╭──

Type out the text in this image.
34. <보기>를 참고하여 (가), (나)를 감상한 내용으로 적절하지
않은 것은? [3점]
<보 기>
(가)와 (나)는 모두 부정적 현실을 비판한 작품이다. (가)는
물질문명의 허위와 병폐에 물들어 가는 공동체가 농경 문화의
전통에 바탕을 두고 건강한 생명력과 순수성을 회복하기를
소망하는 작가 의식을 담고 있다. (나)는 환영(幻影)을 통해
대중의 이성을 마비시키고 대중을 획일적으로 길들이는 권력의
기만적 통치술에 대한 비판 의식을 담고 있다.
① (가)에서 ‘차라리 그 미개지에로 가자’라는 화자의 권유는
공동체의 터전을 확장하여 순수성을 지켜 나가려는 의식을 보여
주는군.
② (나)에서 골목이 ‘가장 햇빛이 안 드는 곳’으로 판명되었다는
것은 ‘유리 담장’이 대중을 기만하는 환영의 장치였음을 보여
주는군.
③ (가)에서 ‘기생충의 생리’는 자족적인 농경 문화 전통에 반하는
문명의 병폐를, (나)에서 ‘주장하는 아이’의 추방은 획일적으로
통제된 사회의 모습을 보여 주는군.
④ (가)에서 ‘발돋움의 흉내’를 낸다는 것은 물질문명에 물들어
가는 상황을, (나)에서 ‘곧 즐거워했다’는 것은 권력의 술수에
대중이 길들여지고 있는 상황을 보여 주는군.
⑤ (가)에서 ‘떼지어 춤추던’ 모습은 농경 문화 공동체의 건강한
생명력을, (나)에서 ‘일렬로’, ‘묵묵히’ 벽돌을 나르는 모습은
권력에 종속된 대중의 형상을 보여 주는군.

╰──

▶ _Job_
Tally up the lines in the preceding listing that contain the string "순수성을". Respond with the number and nothing else.

▶ _Exercise output_
2